# What is expected
Repeat, exactly and alone, every line from the line that contains "What does this" to the end of the entries.

Records contained in a dataset:

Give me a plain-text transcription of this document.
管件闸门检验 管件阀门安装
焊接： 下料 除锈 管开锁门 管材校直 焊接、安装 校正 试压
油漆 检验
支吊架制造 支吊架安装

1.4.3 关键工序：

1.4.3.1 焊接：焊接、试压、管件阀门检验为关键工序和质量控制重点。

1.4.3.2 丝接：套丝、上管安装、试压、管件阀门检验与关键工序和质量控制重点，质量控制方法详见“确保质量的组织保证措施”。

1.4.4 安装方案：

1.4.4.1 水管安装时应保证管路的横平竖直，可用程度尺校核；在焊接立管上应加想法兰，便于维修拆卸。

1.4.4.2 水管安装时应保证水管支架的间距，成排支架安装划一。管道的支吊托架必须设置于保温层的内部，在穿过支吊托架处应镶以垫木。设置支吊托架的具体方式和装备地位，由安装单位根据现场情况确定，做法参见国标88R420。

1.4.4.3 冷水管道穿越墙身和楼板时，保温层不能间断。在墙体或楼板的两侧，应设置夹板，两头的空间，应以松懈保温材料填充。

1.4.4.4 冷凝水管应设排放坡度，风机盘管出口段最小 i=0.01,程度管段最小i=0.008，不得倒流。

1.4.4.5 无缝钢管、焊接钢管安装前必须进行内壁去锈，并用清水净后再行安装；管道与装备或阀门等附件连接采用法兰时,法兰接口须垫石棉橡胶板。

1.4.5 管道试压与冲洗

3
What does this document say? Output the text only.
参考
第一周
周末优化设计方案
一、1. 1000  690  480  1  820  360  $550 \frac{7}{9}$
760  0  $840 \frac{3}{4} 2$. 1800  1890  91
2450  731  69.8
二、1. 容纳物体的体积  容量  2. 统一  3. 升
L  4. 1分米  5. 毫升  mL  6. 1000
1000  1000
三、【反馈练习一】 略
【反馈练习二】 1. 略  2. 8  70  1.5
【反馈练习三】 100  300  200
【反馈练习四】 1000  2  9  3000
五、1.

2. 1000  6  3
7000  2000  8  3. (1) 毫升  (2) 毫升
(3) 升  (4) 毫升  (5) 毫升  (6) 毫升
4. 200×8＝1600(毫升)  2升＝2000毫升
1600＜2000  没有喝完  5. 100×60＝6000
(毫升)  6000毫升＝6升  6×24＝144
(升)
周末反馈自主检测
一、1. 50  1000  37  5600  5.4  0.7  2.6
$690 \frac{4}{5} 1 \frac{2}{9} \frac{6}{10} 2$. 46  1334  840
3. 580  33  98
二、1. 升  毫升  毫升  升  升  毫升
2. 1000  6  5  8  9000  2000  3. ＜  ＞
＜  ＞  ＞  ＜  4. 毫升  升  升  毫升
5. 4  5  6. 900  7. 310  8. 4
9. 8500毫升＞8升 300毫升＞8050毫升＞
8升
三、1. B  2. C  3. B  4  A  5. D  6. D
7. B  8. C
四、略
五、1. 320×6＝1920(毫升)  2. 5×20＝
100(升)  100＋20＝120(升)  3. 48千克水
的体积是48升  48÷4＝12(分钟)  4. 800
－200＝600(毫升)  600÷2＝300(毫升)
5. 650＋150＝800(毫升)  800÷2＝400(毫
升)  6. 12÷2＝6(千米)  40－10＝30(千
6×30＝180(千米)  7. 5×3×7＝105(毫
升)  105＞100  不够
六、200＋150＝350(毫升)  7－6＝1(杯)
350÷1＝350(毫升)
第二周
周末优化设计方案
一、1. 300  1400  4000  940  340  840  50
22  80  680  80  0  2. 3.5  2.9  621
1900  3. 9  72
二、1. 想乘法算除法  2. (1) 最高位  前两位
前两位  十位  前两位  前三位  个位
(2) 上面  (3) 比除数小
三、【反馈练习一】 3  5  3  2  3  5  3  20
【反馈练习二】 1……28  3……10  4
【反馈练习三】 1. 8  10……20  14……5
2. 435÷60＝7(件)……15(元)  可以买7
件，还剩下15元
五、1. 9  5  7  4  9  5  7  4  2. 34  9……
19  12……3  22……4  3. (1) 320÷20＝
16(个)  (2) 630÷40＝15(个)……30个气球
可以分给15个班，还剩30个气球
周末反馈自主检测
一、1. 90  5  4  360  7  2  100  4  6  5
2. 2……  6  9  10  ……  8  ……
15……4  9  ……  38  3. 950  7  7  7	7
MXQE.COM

# Solution
What does this document say? Output the text only.
参考
第一周
周末优化设计方案
一、1. 1000  690  480  1  820  360  $550 \frac{7}{9}$
760  0  $840 \frac{3}{4} 2$. 1800  1890  91
2450  731  69.8
二、1. 容纳物体的体积  容量  2. 统一  3. 升
L  4. 1分米  5. 毫升  mL  6. 1000
1000  1000
三、【反馈练习一】 略
【反馈练习二】 1. 略  2. 8  70  1.5
【反馈练习三】 100  300  200
【反馈练习四】 1000  2  9  3000
五、1.

2. 1000  6  3
7000  2000  8  3. (1) 毫升  (2) 毫升
(3) 升  (4) 毫升  (5) 毫升  (6) 毫升
4. 200×8＝1600(毫升)  2升＝2000毫升
1600＜2000  没有喝完  5. 100×60＝6000
(毫升)  6000毫升＝6升  6×24＝144
(升)
周末反馈自主检测
一、1. 50  1000  37  5600  5.4  0.7  2.6
$690 \frac{4}{5} 1 \frac{2}{9} \frac{6}{10} 2$. 46  1334  840
3. 580  33  98
二、1. 升  毫升  毫升  升  升  毫升
2. 1000  6  5  8  9000  2000  3. ＜  ＞
＜  ＞  ＞  ＜  4. 毫升  升  升  毫升
5. 4  5  6. 900  7. 310  8. 4
9. 8500毫升＞8升 300毫升＞8050毫升＞
8升
三、1. B  2. C  3. B  4  A  5. D  6. D
7. B  8. C
四、略
五、1. 320×6＝1920(毫升)  2. 5×20＝
100(升)  100＋20＝120(升)  3. 48千克水
的体积是48升  48÷4＝12(分钟)  4. 800
－200＝600(毫升)  600÷2＝300(毫升)
5. 650＋150＝800(毫升)  800÷2＝400(毫
升)  6. 12÷2＝6(千米)  40－10＝30(千
6×30＝180(千米)  7. 5×3×7＝105(毫
升)  105＞100  不够
六、200＋150＝350(毫升)  7－6＝1(杯)
350÷1＝350(毫升)
第二周
周末优化设计方案
一、1. 300  1400  4000  940  340  840  50
22  80  680  80  0  2. 3.5  2.9  621
1900  3. 9  72
二、1. 想乘法算除法  2. (1) 最高位  前两位
前两位  十位  前两位  前三位  个位
(2) 上面  (3) 比除数小
三、【反馈练习一】 3  5  3  2  3  5  3  20
【反馈练习二】 1……28  3……10  4
【反馈练习三】 1. 8  10……20  14……5
2. 435÷60＝7(件)……15(元)  可以买7
件，还剩下15元
五、1. 9  5  7  4  9  5  7  4  2. 34  9……
19  12……3  22……4  3. (1) 320÷20＝
16(个)  (2) 630÷40＝15(个)……30个气球
可以分给15个班，还剩30个气球
周末反馈自主检测
一、1. 90  5  4  360  7  2  100  4  6  5
2. 2……  6  9  10  ……  8  ……
15……4  9  ……  38  3. 950  7  7  7	7
MXQE.COM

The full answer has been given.